Stored dataset items:
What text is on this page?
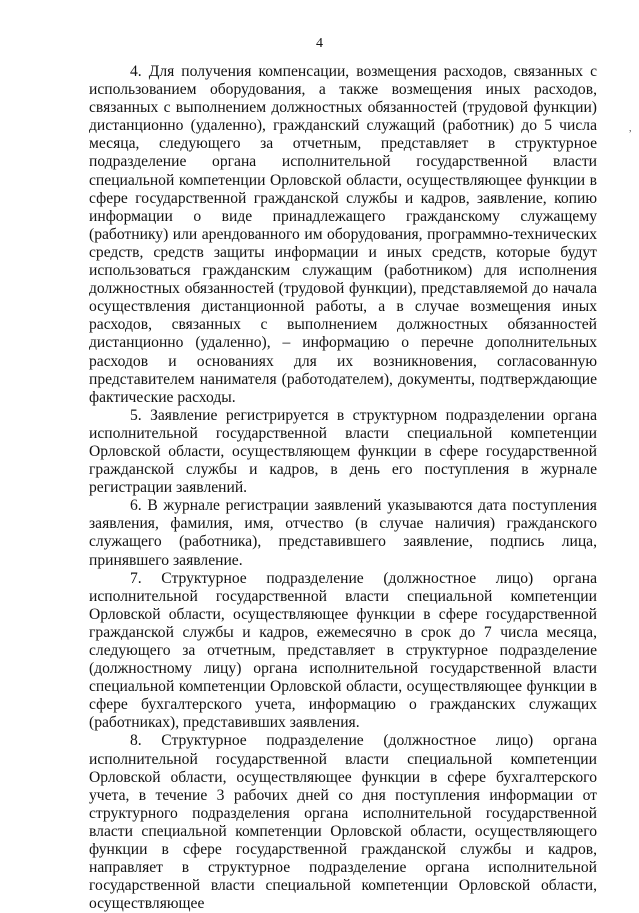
4
,

4. Для получения компенсации, возмещения расходов, связанных с использованием оборудования, а также возмещения иных расходов, связанных с выполнением должностных обязанностей (трудовой функции) дистанционно (удаленно), гражданский служащий (работник) до 5 числа месяца, следующего за отчетным, представляет в структурное подразделение органа исполнительной государственной власти специальной компетенции Орловской области, осуществляющее функции в сфере государственной гражданской службы и кадров, заявление, копию информации о виде принадлежащего гражданскому служащему (работнику) или арендованного им оборудования, программно-технических средств, средств защиты информации и иных средств, которые будут использоваться гражданским служащим (работником) для исполнения должностных обязанностей (трудовой функции), представляемой до начала осуществления дистанционной работы, а в случае возмещения иных расходов, связанных с выполнением должностных обязанностей дистанционно (удаленно), – информацию о перечне дополнительных расходов и основаниях для их возникновения, согласованную представителем нанимателя (работодателем), документы, подтверждающие фактические расходы.

5. Заявление регистрируется в структурном подразделении органа исполнительной государственной власти специальной компетенции Орловской области, осуществляющем функции в сфере государственной гражданской службы и кадров, в день его поступления в журнале регистрации заявлений.

6. В журнале регистрации заявлений указываются дата поступления заявления, фамилия, имя, отчество (в случае наличия) гражданского служащего (работника), представившего заявление, подпись лица, принявшего заявление.

7. Структурное подразделение (должностное лицо) органа исполнительной государственной власти специальной компетенции Орловской области, осуществляющее функции в сфере государственной гражданской службы и кадров, ежемесячно в срок до 7 числа месяца, следующего за отчетным, представляет в структурное подразделение (должностному лицу) органа исполнительной государственной власти специальной компетенции Орловской области, осуществляющее функции в сфере бухгалтерского учета, информацию о гражданских служащих (работниках), представивших заявления.

8. Структурное подразделение (должностное лицо) органа исполнительной государственной власти специальной компетенции Орловской области, осуществляющее функции в сфере бухгалтерского учета, в течение 3 рабочих дней со дня поступления информации от структурного подразделения органа исполнительной государственной власти специальной компетенции Орловской области, осуществляющего функции в сфере государственной гражданской службы и кадров, направляет в структурное подразделение органа исполнительной государственной власти специальной компетенции Орловской области, осуществляющее
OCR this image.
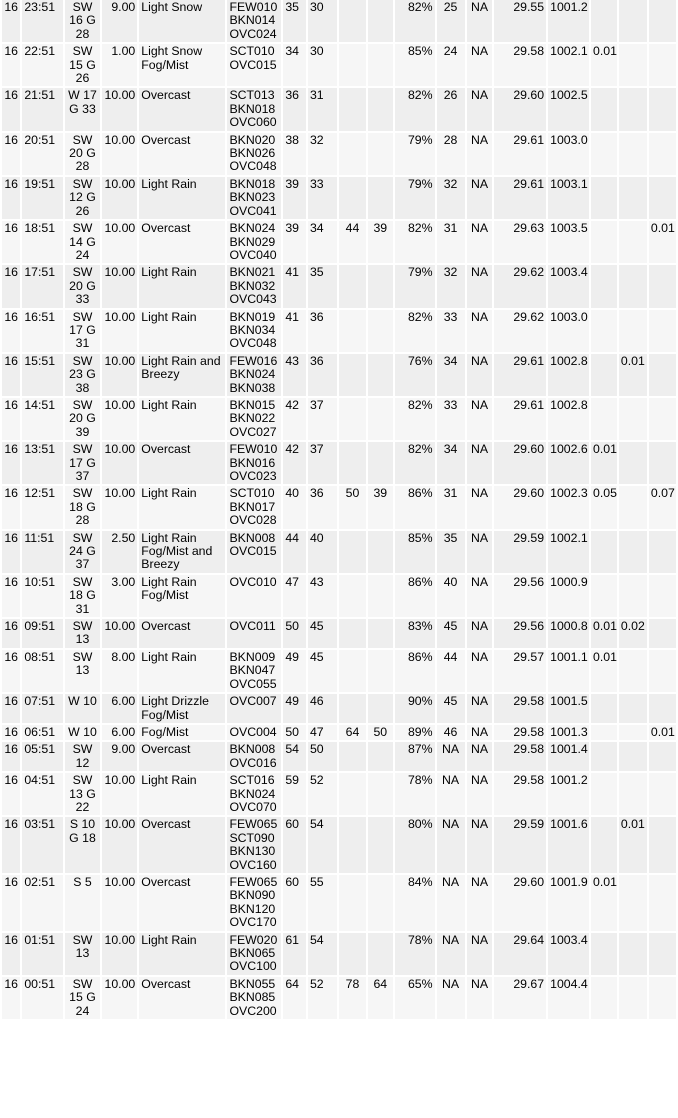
16	23:51	SW 16 G 28	9.00	Light Snow	FEW010 BKN014 OVC024	35	30			82%	25	NA	29.55	1001.2			
16	22:51	SW 15 G 26	1.00	Light Snow Fog/Mist	SCT010 OVC015	34	30			85%	24	NA	29.58	1002.1	0.01		
16	21:51	W 17 G 33	10.00	Overcast	SCT013 BKN018 OVC060	36	31			82%	26	NA	29.60	1002.5			
16	20:51	SW 20 G 28	10.00	Overcast	BKN020 BKN026 OVC048	38	32			79%	28	NA	29.61	1003.0			
16	19:51	SW 12 G 26	10.00	Light Rain	BKN018 BKN023 OVC041	39	33			79%	32	NA	29.61	1003.1			
16	18:51	SW 14 G 24	10.00	Overcast	BKN024 BKN029 OVC040	39	34	44	39	82%	31	NA	29.63	1003.5			0.01
16	17:51	SW 20 G 33	10.00	Light Rain	BKN021 BKN032 OVC043	41	35			79%	32	NA	29.62	1003.4			
16	16:51	SW 17 G 31	10.00	Light Rain	BKN019 BKN034 OVC048	41	36			82%	33	NA	29.62	1003.0			
16	15:51	SW 23 G 38	10.00	Light Rain and Breezy	FEW016 BKN024 BKN038	43	36			76%	34	NA	29.61	1002.8		0.01	
16	14:51	SW 20 G 39	10.00	Light Rain	BKN015 BKN022 OVC027	42	37			82%	33	NA	29.61	1002.8			
16	13:51	SW 17 G 37	10.00	Overcast	FEW010 BKN016 OVC023	42	37			82%	34	NA	29.60	1002.6	0.01		
16	12:51	SW 18 G 28	10.00	Light Rain	SCT010 BKN017 OVC028	40	36	50	39	86%	31	NA	29.60	1002.3	0.05		0.07
16	11:51	SW 24 G 37	2.50	Light Rain Fog/Mist and Breezy	BKN008 OVC015	44	40			85%	35	NA	29.59	1002.1			
16	10:51	SW 18 G 31	3.00	Light Rain Fog/Mist	OVC010	47	43			86%	40	NA	29.56	1000.9			
16	09:51	SW 13	10.00	Overcast	OVC011	50	45			83%	45	NA	29.56	1000.8	0.01	0.02	
16	08:51	SW 13	8.00	Light Rain	BKN009 BKN047 OVC055	49	45			86%	44	NA	29.57	1001.1	0.01		
16	07:51	W 10	6.00	Light Drizzle Fog/Mist	OVC007	49	46			90%	45	NA	29.58	1001.5			
16	06:51	W 10	6.00	Fog/Mist	OVC004	50	47	64	50	89%	46	NA	29.58	1001.3			0.01
16	05:51	SW 12	9.00	Overcast	BKN008 OVC016	54	50			87%	NA	NA	29.58	1001.4			
16	04:51	SW 13 G 22	10.00	Light Rain	SCT016 BKN024 OVC070	59	52			78%	NA	NA	29.58	1001.2			
16	03:51	S 10 G 18	10.00	Overcast	FEW065 SCT090 BKN130 OVC160	60	54			80%	NA	NA	29.59	1001.6		0.01	
16	02:51	S 5	10.00	Overcast	FEW065 BKN090 BKN120 OVC170	60	55			84%	NA	NA	29.60	1001.9	0.01		
16	01:51	SW 13	10.00	Light Rain	FEW020 BKN065 OVC100	61	54			78%	NA	NA	29.64	1003.4			
16	00:51	SW 15 G 24	10.00	Overcast	BKN055 BKN085 OVC200	64	52	78	64	65%	NA	NA	29.67	1004.4			
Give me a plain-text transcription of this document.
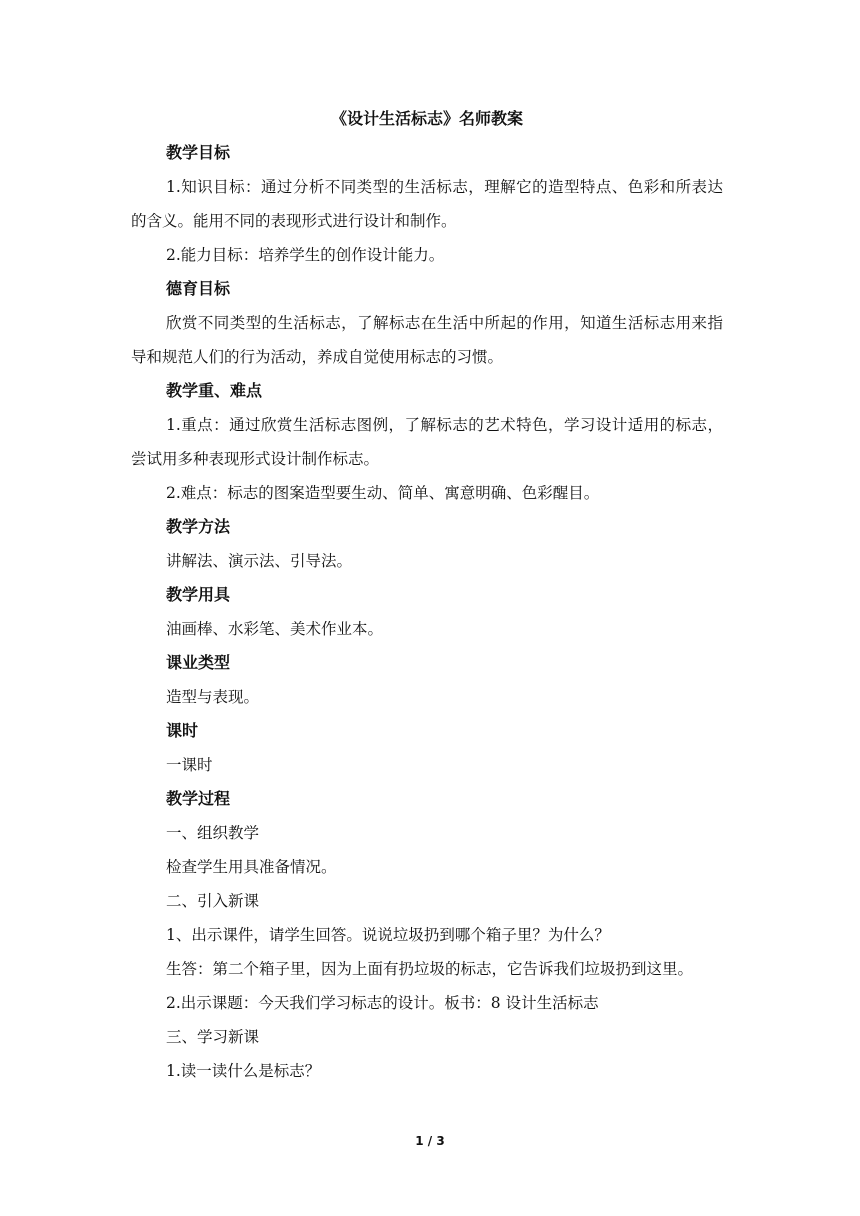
《设计生活标志》名师教案

教学目标

1.知识目标：通过分析不同类型的生活标志，理解它的造型特点、色彩和所表达的含义。能用不同的表现形式进行设计和制作。

2.能力目标：培养学生的创作设计能力。

德育目标

欣赏不同类型的生活标志，了解标志在生活中所起的作用，知道生活标志用来指导和规范人们的行为活动，养成自觉使用标志的习惯。

教学重、难点

1.重点：通过欣赏生活标志图例，了解标志的艺术特色，学习设计适用的标志，尝试用多种表现形式设计制作标志。

2.难点：标志的图案造型要生动、简单、寓意明确、色彩醒目。

教学方法

讲解法、演示法、引导法。

教学用具

油画棒、水彩笔、美术作业本。

课业类型

造型与表现。

课时

一课时

教学过程

一、组织教学

检查学生用具准备情况。

二、引入新课

1、出示课件，请学生回答。说说垃圾扔到哪个箱子里？为什么？

生答：第二个箱子里，因为上面有扔垃圾的标志，它告诉我们垃圾扔到这里。

2.出示课题：今天我们学习标志的设计。板书：8 设计生活标志

三、学习新课

1.读一读什么是标志？

1 / 3
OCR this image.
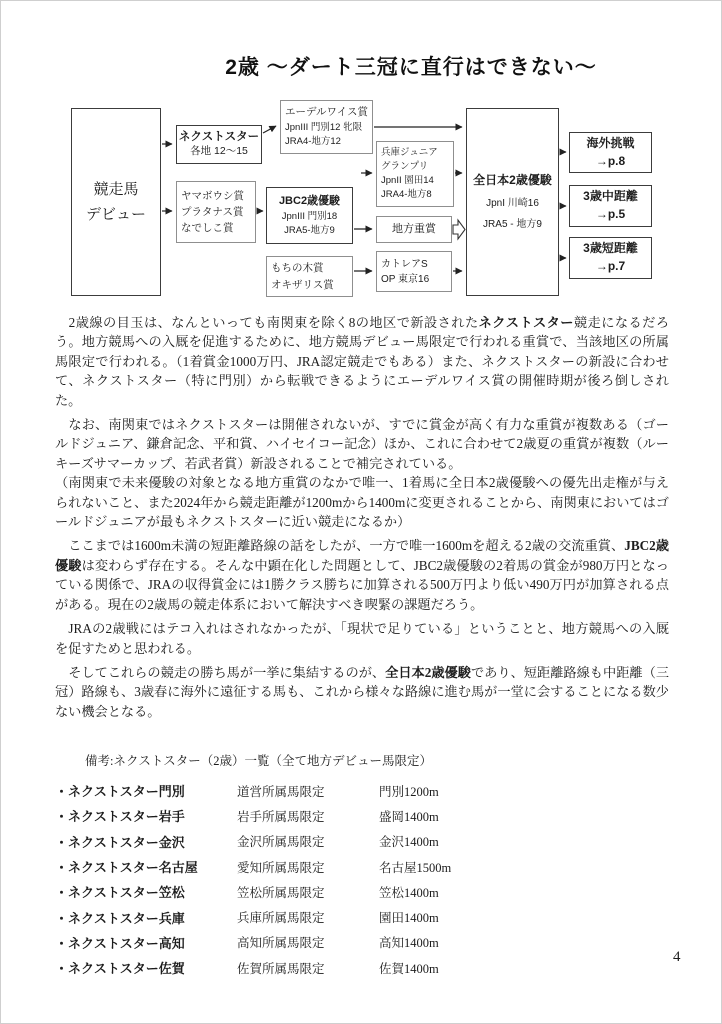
2歳 ～ダート三冠に直行はできない～
競走馬
デビュー
ネクストスター
各地 12～15
ヤマボウシ賞
プラタナス賞
なでしこ賞
エーデルワイス賞
JpnIII 門別12 牝限
JRA4-地方12
JBC2歳優駿
JpnIII 門別18
JRA5-地方9
もちの木賞
オキザリス賞
兵庫ジュニア
グランプリ
JpnII 園田14
JRA4-地方8
地方重賞
カトレアS
OP 東京16
全日本2歳優駿
JpnI 川崎16
JRA5 - 地方9
海外挑戦
→p.8
3歳中距離
→p.5
3歳短距離
→p.7

　2歳線の目玉は、なんといっても南関東を除く8の地区で新設されたネクストスター競走になるだろう。地方競馬への入厩を促進するために、地方競馬デビュー馬限定で行われる重賞で、当該地区の所属馬限定で行われる。（1着賞金1000万円、JRA認定競走でもある）また、ネクストスターの新設に合わせて、ネクストスター（特に門別）から転戦できるようにエーデルワイス賞の開催時期が後ろ倒しされた。

　なお、南関東ではネクストスターは開催されないが、すでに賞金が高く有力な重賞が複数ある（ゴールドジュニア、鎌倉記念、平和賞、ハイセイコー記念）ほか、これに合わせて2歳夏の重賞が複数（ルーキーズサマーカップ、若武者賞）新設されることで補完されている。

（南関東で未来優駿の対象となる地方重賞のなかで唯一、1着馬に全日本2歳優駿への優先出走権が与えられないこと、また2024年から競走距離が1200mから1400mに変更されることから、南関東においてはゴールドジュニアが最もネクストスターに近い競走になるか）

　ここまでは1600m未満の短距離路線の話をしたが、一方で唯一1600mを超える2歳の交流重賞、JBC2歳優駿は変わらず存在する。そんな中顕在化した問題として、JBC2歳優駿の2着馬の賞金が980万円となっている関係で、JRAの収得賞金には1勝クラス勝ちに加算される500万円より低い490万円が加算される点がある。現在の2歳馬の競走体系において解決すべき喫緊の課題だろう。

　JRAの2歳戦にはテコ入れはされなかったが、「現状で足りている」ということと、地方競馬への入厩を促すためと思われる。

　そしてこれらの競走の勝ち馬が一挙に集結するのが、全日本2歳優駿であり、短距離路線も中距離（三冠）路線も、3歳春に海外に遠征する馬も、これから様々な路線に進む馬が一堂に会することになる数少ない機会となる。

備考:ネクストスター（2歳）一覧（全て地方デビュー馬限定）
・ネクストスター門別	道営所属馬限定	門別1200m
・ネクストスター岩手	岩手所属馬限定	盛岡1400m
・ネクストスター金沢	金沢所属馬限定	金沢1400m
・ネクストスター名古屋	愛知所属馬限定	名古屋1500m
・ネクストスター笠松	笠松所属馬限定	笠松1400m
・ネクストスター兵庫	兵庫所属馬限定	園田1400m
・ネクストスター高知	高知所属馬限定	高知1400m
・ネクストスター佐賀	佐賀所属馬限定	佐賀1400m
4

• Written request: Among the records above, find each line holding the string "Mist" and pull it out.

• Result of this task:
16	22:51	SW 15 G 26	1.00	Light Snow Fog/Mist	SCT010 OVC015	34	30			85%	24	NA	29.58	1002.1	0.01		
16	11:51	SW 24 G 37	2.50	Light Rain Fog/Mist and Breezy	BKN008 OVC015	44	40			85%	35	NA	29.59	1002.1			
16	10:51	SW 18 G 31	3.00	Light Rain Fog/Mist	OVC010	47	43			86%	40	NA	29.56	1000.9			
16	07:51	W 10	6.00	Light Drizzle Fog/Mist	OVC007	49	46			90%	45	NA	29.58	1001.5			
16	06:51	W 10	6.00	Fog/Mist	OVC004	50	47	64	50	89%	46	NA	29.58	1001.3			0.01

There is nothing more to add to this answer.